--- Records for the task ---

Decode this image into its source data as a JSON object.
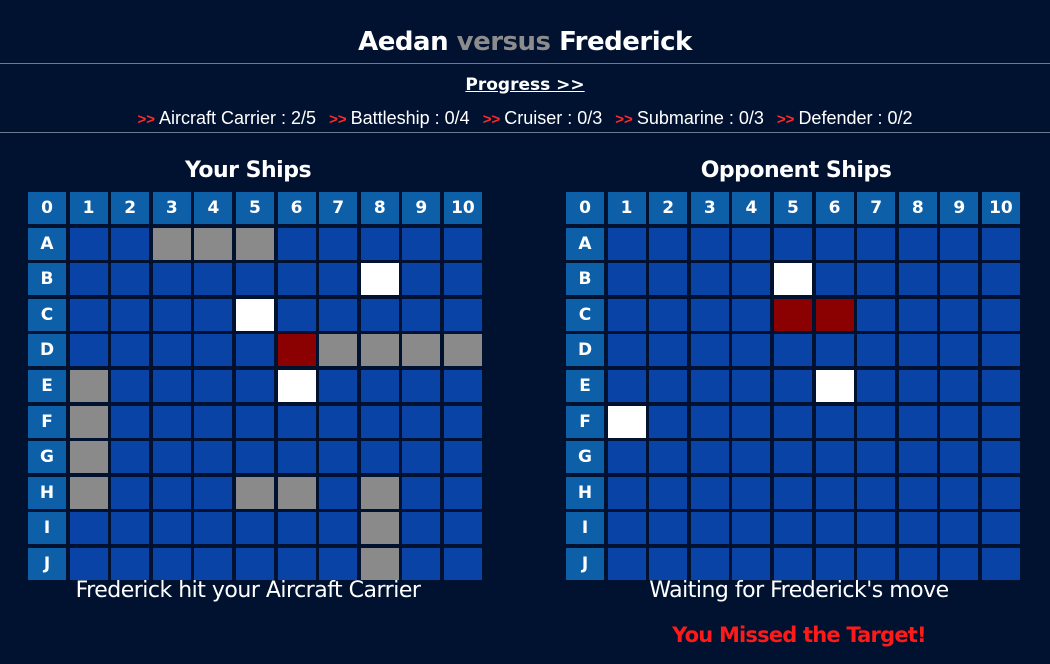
{
  "header": {
    "player": "Aedan",
    "versus": "versus",
    "opponent": "Frederick"
  },
  "progress": {
    "link_label": "Progress >>",
    "arrow": ">>",
    "items": [
      {
        "label": "Aircraft Carrier : 2/5"
      },
      {
        "label": "Battleship : 0/4"
      },
      {
        "label": "Cruiser : 0/3"
      },
      {
        "label": "Submarine : 0/3"
      },
      {
        "label": "Defender : 0/2"
      }
    ]
  },
  "colors": {
    "background": "#001230",
    "water": "#0a43a6",
    "header_cell": "#0d5fa8",
    "ship": "#8a8a8a",
    "miss": "#ffffff",
    "hit": "#8b0000",
    "alert": "#ff1a1a"
  },
  "board_labels": {
    "corner": "0",
    "columns": [
      "1",
      "2",
      "3",
      "4",
      "5",
      "6",
      "7",
      "8",
      "9",
      "10"
    ],
    "rows": [
      "A",
      "B",
      "C",
      "D",
      "E",
      "F",
      "G",
      "H",
      "I",
      "J"
    ]
  },
  "your_board": {
    "title": "Your Ships",
    "cells": [
      "..SSS.....",
      ".......M..",
      "....M.....",
      ".....HSSSS",
      "S....M....",
      "S.........",
      "S.........",
      "S...SS.S..",
      ".......S..",
      ".......S.."
    ],
    "status": "Frederick hit your Aircraft Carrier"
  },
  "opponent_board": {
    "title": "Opponent Ships",
    "cells": [
      "..........",
      "....M.....",
      "....HH....",
      "..........",
      ".....M....",
      "M.........",
      "..........",
      "..........",
      "..........",
      ".........."
    ],
    "status": "Waiting for Frederick's move",
    "alert": "You Missed the Target!"
  }
}
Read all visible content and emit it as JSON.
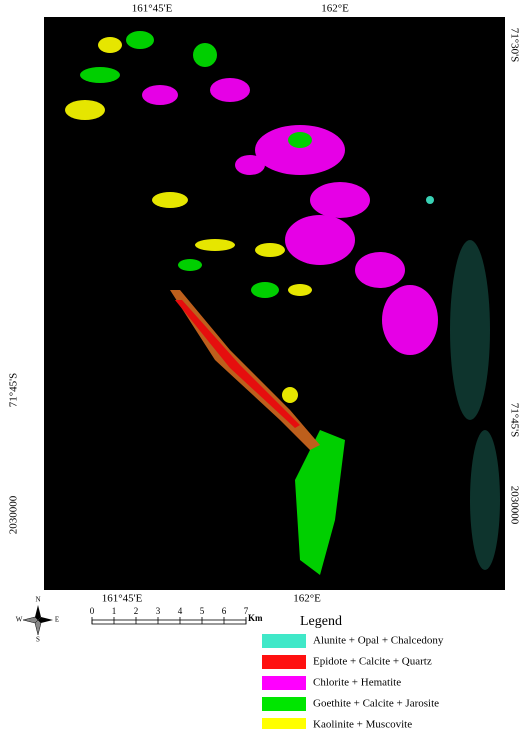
{
  "map": {
    "top_labels": [
      "161°45'E",
      "162°E"
    ],
    "bottom_labels": [
      "161°45'E",
      "162°E"
    ],
    "left_labels": [
      "71°45'S",
      "2030000"
    ],
    "right_labels": [
      "71°30'S",
      "71°45'S",
      "2030000"
    ]
  },
  "north_arrow": {
    "n": "N",
    "s": "S",
    "e": "E",
    "w": "W"
  },
  "scale_bar": {
    "ticks": [
      0,
      1,
      2,
      3,
      4,
      5,
      6,
      7
    ],
    "unit": "Km"
  },
  "legend": {
    "title": "Legend",
    "items": [
      {
        "label": "Alunite + Opal + Chalcedony",
        "color": "#40e8c8"
      },
      {
        "label": "Epidote + Calcite + Quartz",
        "color": "#ff1010"
      },
      {
        "label": "Chlorite + Hematite",
        "color": "#ff00ff"
      },
      {
        "label": "Goethite + Calcite + Jarosite",
        "color": "#00e600"
      },
      {
        "label": "Kaolinite + Muscovite",
        "color": "#ffff00"
      }
    ]
  }
}
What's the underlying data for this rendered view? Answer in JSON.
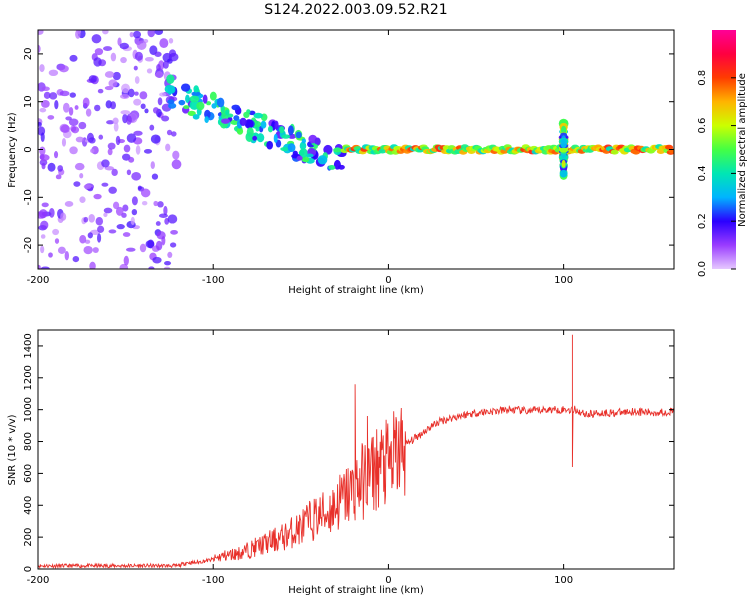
{
  "title": "S124.2022.003.09.52.R21",
  "chart_data": [
    {
      "type": "heatmap",
      "xlabel": "Height of straight line (km)",
      "ylabel": "Frequency (Hz)",
      "xlim": [
        -200,
        163
      ],
      "ylim": [
        -25,
        25
      ],
      "xticks": [
        -200,
        -100,
        0,
        100
      ],
      "yticks": [
        -20,
        -10,
        0,
        10,
        20
      ],
      "colorbar": {
        "label": "Normalized spectral amplitude",
        "range": [
          0,
          1
        ],
        "ticks": [
          "0.0",
          "0.2",
          "0.4",
          "0.6",
          "0.8"
        ],
        "colormap": [
          "#e6c8ff",
          "#9a3cff",
          "#2a00ff",
          "#00b4ff",
          "#00e6b4",
          "#44ff44",
          "#ccff00",
          "#ffb400",
          "#ff3c00",
          "#ff0040",
          "#ff0096"
        ]
      },
      "features": [
        {
          "x": [
            -200,
            -120
          ],
          "y": [
            -25,
            25
          ],
          "amplitude": 0.1
        },
        {
          "x": [
            -125,
            -25
          ],
          "y": [
            12,
            -3
          ],
          "amplitude": 0.3
        },
        {
          "x": [
            -25,
            163
          ],
          "y": [
            0,
            0
          ],
          "amplitude": 0.7
        },
        {
          "x": [
            100,
            100
          ],
          "y": [
            -3,
            3
          ],
          "amplitude": 0.4
        }
      ]
    },
    {
      "type": "line",
      "xlabel": "Height of straight line (km)",
      "ylabel": "SNR (10 * v/v)",
      "xlim": [
        -200,
        163
      ],
      "ylim": [
        0,
        1500
      ],
      "xticks": [
        -200,
        -100,
        0,
        100
      ],
      "yticks": [
        0,
        200,
        400,
        600,
        800,
        1000,
        1200,
        1400
      ],
      "color": "#e8302a",
      "series": [
        {
          "x": [
            -200,
            -190,
            -180,
            -170,
            -160,
            -150,
            -140,
            -130,
            -120,
            -115,
            -110,
            -105,
            -100,
            -95,
            -90,
            -85,
            -80,
            -75,
            -70,
            -65,
            -60,
            -55,
            -50,
            -45,
            -40,
            -35,
            -30,
            -25,
            -20,
            -15,
            -10,
            -5,
            0,
            5,
            10,
            15,
            20,
            25,
            30,
            40,
            50,
            60,
            70,
            80,
            90,
            95,
            100,
            103,
            105,
            107,
            110,
            115,
            120,
            130,
            140,
            150,
            163
          ],
          "values": [
            20,
            20,
            20,
            20,
            20,
            20,
            20,
            20,
            20,
            40,
            40,
            50,
            60,
            80,
            90,
            100,
            120,
            140,
            160,
            180,
            200,
            230,
            260,
            300,
            330,
            350,
            400,
            450,
            500,
            550,
            600,
            650,
            650,
            720,
            780,
            820,
            860,
            900,
            930,
            960,
            980,
            990,
            1000,
            990,
            1000,
            1000,
            1000,
            1000,
            1000,
            1000,
            980,
            970,
            980,
            980,
            990,
            980,
            990
          ]
        }
      ],
      "peaks": [
        {
          "x": -19,
          "y": 1160
        },
        {
          "x": -12,
          "y": 960
        },
        {
          "x": 105,
          "y": 1470
        },
        {
          "x": 105,
          "y": 640
        }
      ]
    }
  ]
}
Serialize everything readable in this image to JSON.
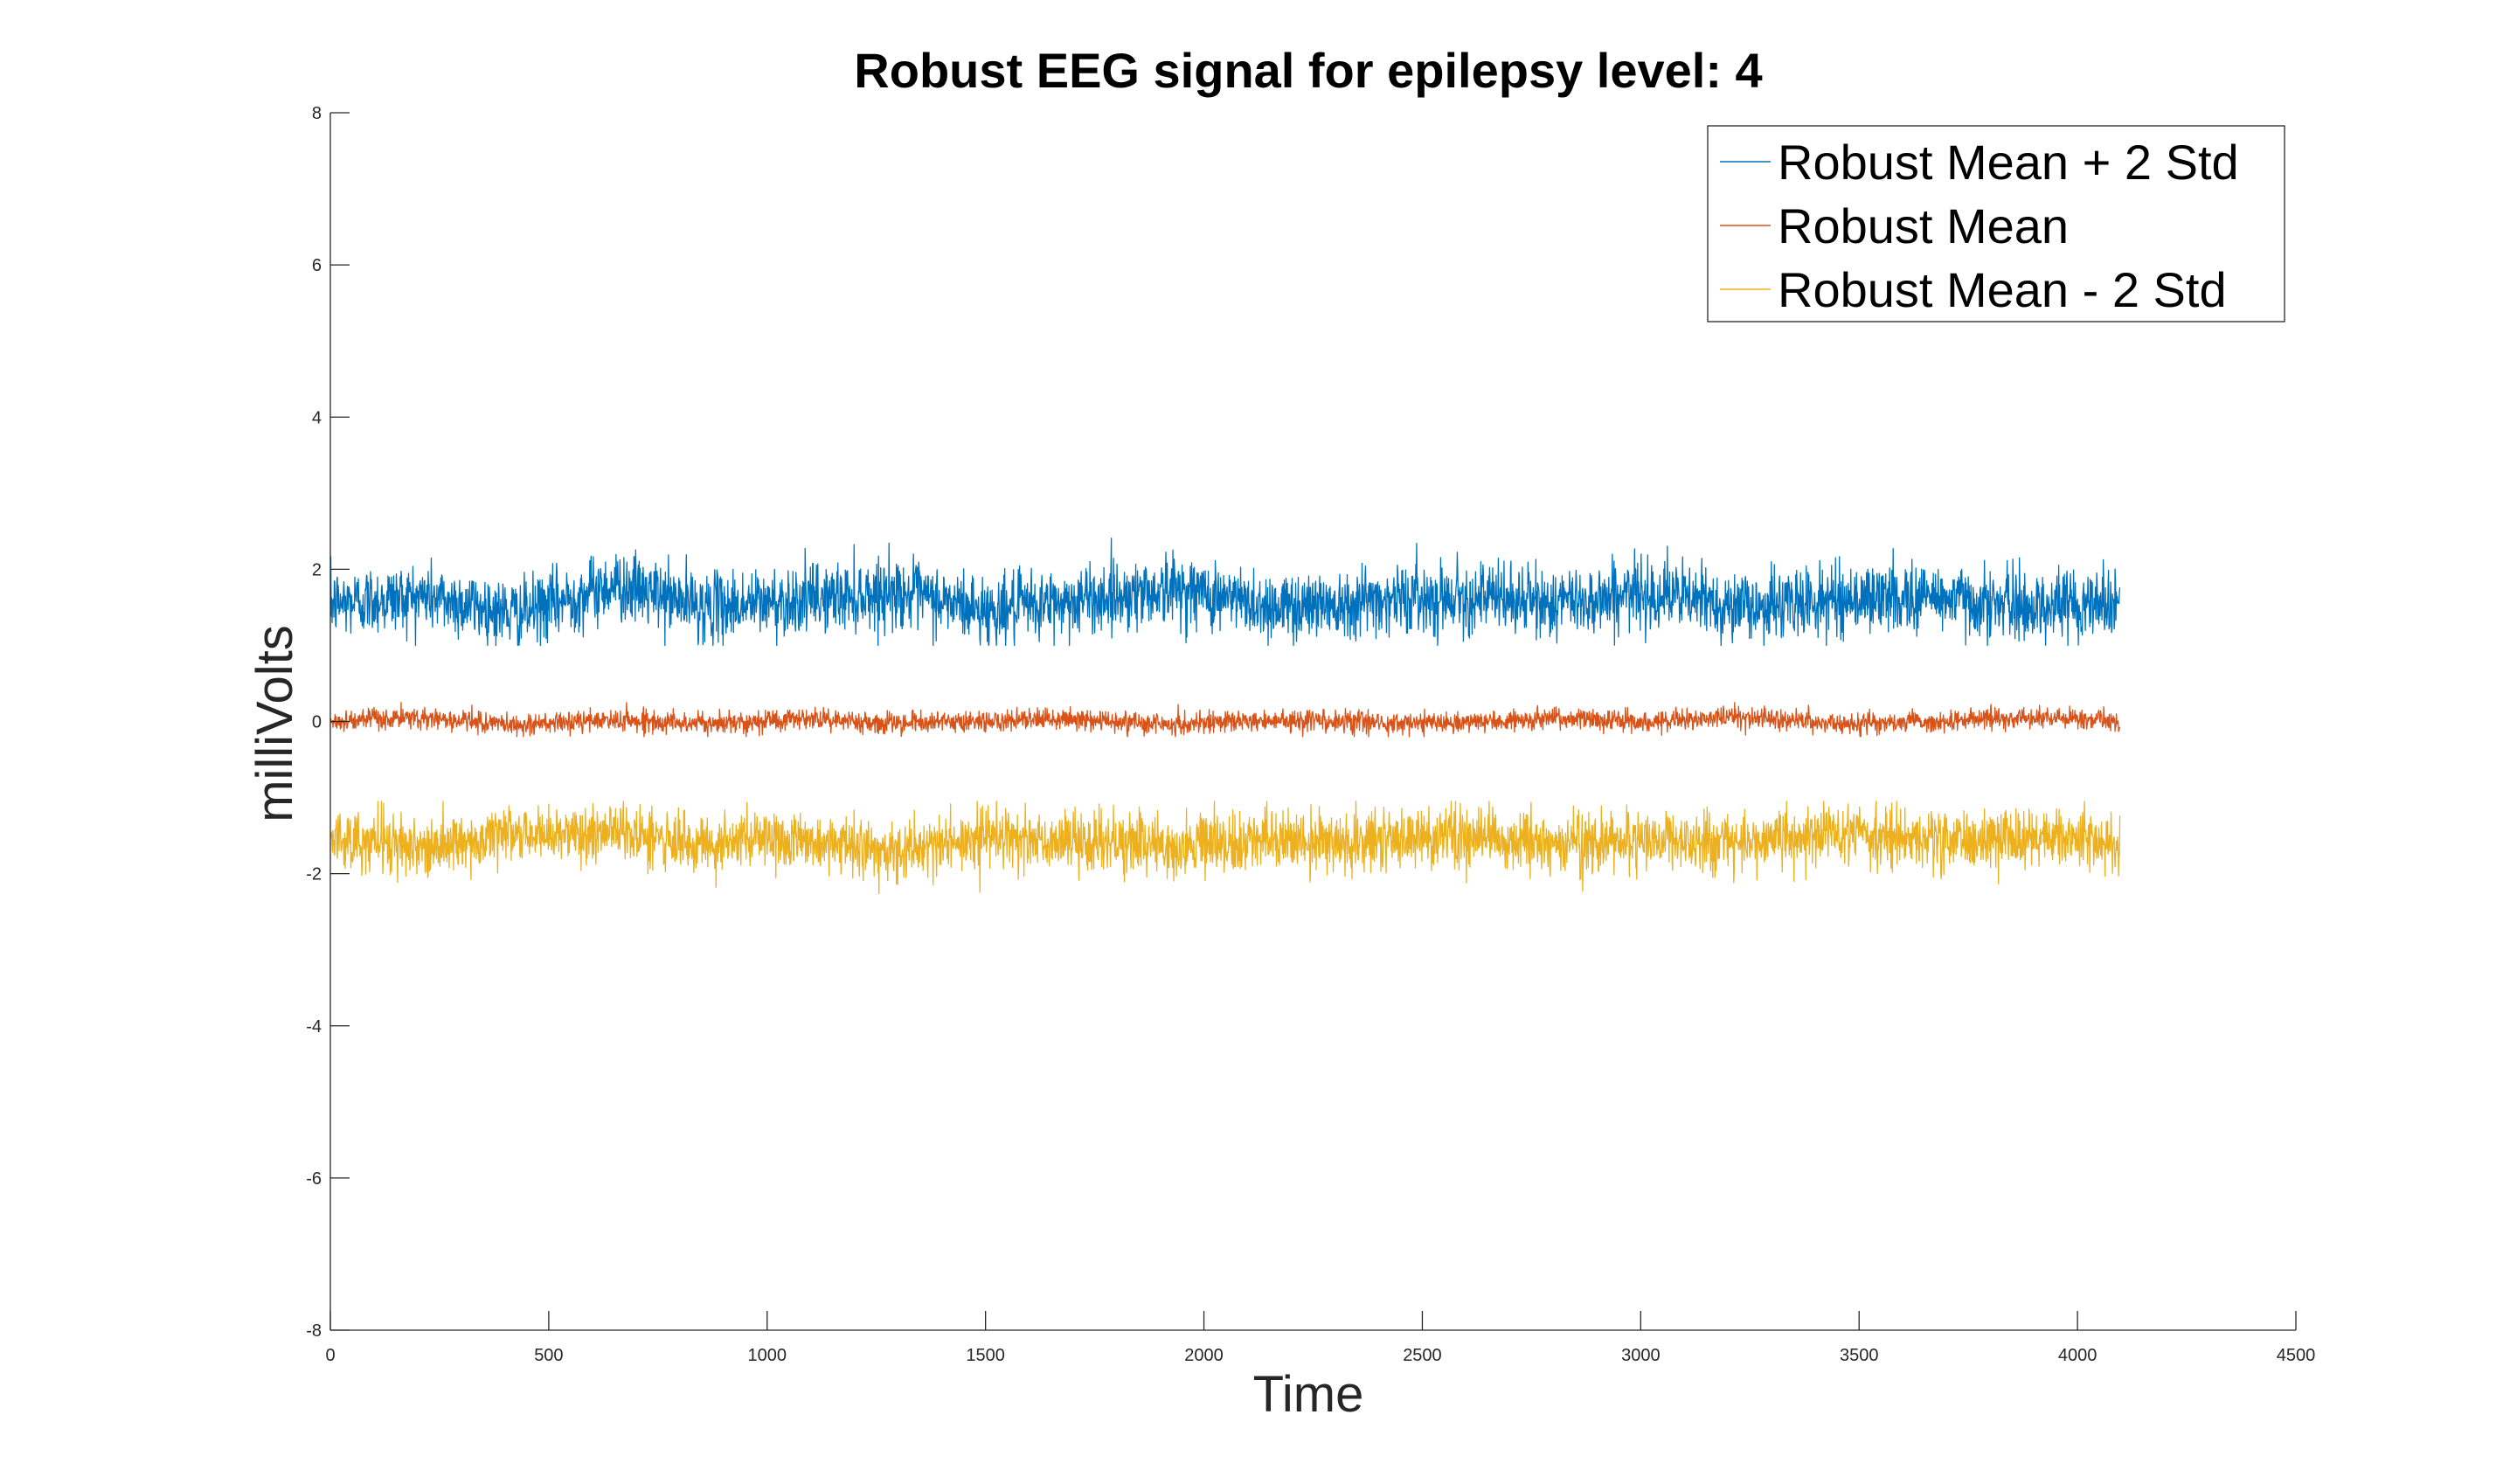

--- Written instruction ---
From the entries, copy out each line containing the word "this".

--- Output of the exercise ---
Decode this image into its source data as a JSON object.
What's the underlying data for this rendered view? Answer in JSON.
Serialize everything readable in this image to JSON.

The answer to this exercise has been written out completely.